● **Directive**: Output the full listing word for word.

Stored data

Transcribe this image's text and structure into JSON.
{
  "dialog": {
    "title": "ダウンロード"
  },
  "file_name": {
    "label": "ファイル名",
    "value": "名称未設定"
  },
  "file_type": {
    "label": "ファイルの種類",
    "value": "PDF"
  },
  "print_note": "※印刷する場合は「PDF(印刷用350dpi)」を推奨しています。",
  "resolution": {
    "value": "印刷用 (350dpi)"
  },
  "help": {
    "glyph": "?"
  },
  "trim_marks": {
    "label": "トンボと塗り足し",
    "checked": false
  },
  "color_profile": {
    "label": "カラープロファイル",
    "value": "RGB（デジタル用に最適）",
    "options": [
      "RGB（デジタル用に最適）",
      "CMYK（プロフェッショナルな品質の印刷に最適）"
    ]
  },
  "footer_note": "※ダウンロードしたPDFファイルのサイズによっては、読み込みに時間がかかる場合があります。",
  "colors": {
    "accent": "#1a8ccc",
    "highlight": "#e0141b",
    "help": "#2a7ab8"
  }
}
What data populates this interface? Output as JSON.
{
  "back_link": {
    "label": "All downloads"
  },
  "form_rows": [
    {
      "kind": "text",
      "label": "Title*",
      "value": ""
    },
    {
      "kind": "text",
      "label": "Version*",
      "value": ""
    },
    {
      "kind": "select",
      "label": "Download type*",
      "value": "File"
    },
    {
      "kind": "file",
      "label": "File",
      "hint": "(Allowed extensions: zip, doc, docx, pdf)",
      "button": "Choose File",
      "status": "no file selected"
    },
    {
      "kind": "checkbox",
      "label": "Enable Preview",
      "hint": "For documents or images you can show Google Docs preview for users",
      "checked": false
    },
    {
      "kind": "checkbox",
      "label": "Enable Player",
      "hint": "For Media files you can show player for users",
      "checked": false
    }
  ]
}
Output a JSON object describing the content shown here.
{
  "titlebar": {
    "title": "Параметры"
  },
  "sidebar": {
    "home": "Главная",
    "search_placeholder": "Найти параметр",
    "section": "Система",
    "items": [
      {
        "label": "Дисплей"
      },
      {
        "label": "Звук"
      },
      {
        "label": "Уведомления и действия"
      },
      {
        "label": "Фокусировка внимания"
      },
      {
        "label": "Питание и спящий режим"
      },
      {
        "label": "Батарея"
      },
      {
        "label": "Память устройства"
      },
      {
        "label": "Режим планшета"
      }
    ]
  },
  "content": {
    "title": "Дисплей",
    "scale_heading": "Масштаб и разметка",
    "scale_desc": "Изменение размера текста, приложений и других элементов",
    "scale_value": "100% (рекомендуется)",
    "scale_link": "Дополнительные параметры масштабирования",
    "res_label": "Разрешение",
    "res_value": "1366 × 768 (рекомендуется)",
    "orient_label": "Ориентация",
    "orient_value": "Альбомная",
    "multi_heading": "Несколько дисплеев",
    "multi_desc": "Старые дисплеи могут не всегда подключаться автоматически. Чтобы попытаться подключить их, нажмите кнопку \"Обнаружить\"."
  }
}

● **Answer to the problem**:
Transcribe this image's text and structure into JSON.
{
  "dialog": {
    "title": "ダウンロード"
  },
  "file_name": {
    "label": "ファイル名",
    "value": "名称未設定"
  },
  "file_type": {
    "label": "ファイルの種類",
    "value": "PDF"
  },
  "print_note": "※印刷する場合は「PDF(印刷用350dpi)」を推奨しています。",
  "resolution": {
    "value": "印刷用 (350dpi)"
  },
  "help": {
    "glyph": "?"
  },
  "trim_marks": {
    "label": "トンボと塗り足し",
    "checked": false
  },
  "color_profile": {
    "label": "カラープロファイル",
    "value": "RGB（デジタル用に最適）",
    "options": [
      "RGB（デジタル用に最適）",
      "CMYK（プロフェッショナルな品質の印刷に最適）"
    ]
  },
  "footer_note": "※ダウンロードしたPDFファイルのサイズによっては、読み込みに時間がかかる場合があります。",
  "colors": {
    "accent": "#1a8ccc",
    "highlight": "#e0141b",
    "help": "#2a7ab8"
  }
}
What data populates this interface? Output as JSON.
{
  "back_link": {
    "label": "All downloads"
  },
  "form_rows": [
    {
      "kind": "text",
      "label": "Title*",
      "value": ""
    },
    {
      "kind": "text",
      "label": "Version*",
      "value": ""
    },
    {
      "kind": "select",
      "label": "Download type*",
      "value": "File"
    },
    {
      "kind": "file",
      "label": "File",
      "hint": "(Allowed extensions: zip, doc, docx, pdf)",
      "button": "Choose File",
      "status": "no file selected"
    },
    {
      "kind": "checkbox",
      "label": "Enable Preview",
      "hint": "For documents or images you can show Google Docs preview for users",
      "checked": false
    },
    {
      "kind": "checkbox",
      "label": "Enable Player",
      "hint": "For Media files you can show player for users",
      "checked": false
    }
  ]
}
Output a JSON object describing the content shown here.
{
  "titlebar": {
    "title": "Параметры"
  },
  "sidebar": {
    "home": "Главная",
    "search_placeholder": "Найти параметр",
    "section": "Система",
    "items": [
      {
        "label": "Дисплей"
      },
      {
        "label": "Звук"
      },
      {
        "label": "Уведомления и действия"
      },
      {
        "label": "Фокусировка внимания"
      },
      {
        "label": "Питание и спящий режим"
      },
      {
        "label": "Батарея"
      },
      {
        "label": "Память устройства"
      },
      {
        "label": "Режим планшета"
      }
    ]
  },
  "content": {
    "title": "Дисплей",
    "scale_heading": "Масштаб и разметка",
    "scale_desc": "Изменение размера текста, приложений и других элементов",
    "scale_value": "100% (рекомендуется)",
    "scale_link": "Дополнительные параметры масштабирования",
    "res_label": "Разрешение",
    "res_value": "1366 × 768 (рекомендуется)",
    "orient_label": "Ориентация",
    "orient_value": "Альбомная",
    "multi_heading": "Несколько дисплеев",
    "multi_desc": "Старые дисплеи могут не всегда подключаться автоматически. Чтобы попытаться подключить их, нажмите кнопку \"Обнаружить\"."
  }
}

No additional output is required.